* **WORK REQUIRED**
Only lines with the string "humano" matter here; gather them from the material below.

-------- STORED RECORDS

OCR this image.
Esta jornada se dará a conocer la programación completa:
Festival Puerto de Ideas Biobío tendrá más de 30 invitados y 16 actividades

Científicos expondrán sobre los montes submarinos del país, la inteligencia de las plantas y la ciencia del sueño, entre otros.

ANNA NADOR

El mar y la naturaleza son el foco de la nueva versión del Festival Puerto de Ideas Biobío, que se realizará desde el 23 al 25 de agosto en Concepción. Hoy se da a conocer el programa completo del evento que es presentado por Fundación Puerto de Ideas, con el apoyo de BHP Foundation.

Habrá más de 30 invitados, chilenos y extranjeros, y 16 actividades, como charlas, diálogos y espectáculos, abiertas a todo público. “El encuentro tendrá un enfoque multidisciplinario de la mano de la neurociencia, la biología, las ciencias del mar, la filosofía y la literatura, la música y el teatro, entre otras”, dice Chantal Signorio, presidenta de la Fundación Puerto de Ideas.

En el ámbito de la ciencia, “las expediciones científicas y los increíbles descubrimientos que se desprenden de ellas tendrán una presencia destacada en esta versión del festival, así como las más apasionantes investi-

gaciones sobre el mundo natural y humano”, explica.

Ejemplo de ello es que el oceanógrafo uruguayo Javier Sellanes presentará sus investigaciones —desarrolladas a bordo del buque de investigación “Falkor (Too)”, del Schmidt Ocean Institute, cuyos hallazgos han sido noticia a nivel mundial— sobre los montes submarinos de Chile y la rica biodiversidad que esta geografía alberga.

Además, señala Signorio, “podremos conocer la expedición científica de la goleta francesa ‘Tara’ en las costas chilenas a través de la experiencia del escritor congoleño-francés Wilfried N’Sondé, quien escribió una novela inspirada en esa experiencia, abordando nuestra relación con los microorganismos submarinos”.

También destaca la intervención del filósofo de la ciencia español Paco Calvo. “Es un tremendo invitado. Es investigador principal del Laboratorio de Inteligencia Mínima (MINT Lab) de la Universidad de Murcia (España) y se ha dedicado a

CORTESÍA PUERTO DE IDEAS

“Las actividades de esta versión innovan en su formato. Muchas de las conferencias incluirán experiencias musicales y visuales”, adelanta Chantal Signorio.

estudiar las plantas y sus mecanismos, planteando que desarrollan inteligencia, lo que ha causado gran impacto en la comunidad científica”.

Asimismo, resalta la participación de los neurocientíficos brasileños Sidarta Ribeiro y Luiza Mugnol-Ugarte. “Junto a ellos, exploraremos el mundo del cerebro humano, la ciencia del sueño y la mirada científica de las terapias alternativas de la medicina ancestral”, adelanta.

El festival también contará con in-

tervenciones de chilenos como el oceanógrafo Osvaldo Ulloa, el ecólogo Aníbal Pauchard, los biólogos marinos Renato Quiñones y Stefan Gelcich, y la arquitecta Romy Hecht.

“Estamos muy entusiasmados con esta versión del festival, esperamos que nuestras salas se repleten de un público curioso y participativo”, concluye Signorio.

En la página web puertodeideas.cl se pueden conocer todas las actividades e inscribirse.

----------------

* **SOLUTION FOR THIS EXERCISE**
gaciones sobre el mundo natural y humano”, explica.
Asimismo, resalta la participación de los neurocientíficos brasileños Sidarta Ribeiro y Luiza Mugnol-Ugarte. “Junto a ellos, exploraremos el mundo del cerebro humano, la ciencia del sueño y la mirada científica de las terapias alternativas de la medicina ancestral”, adelanta.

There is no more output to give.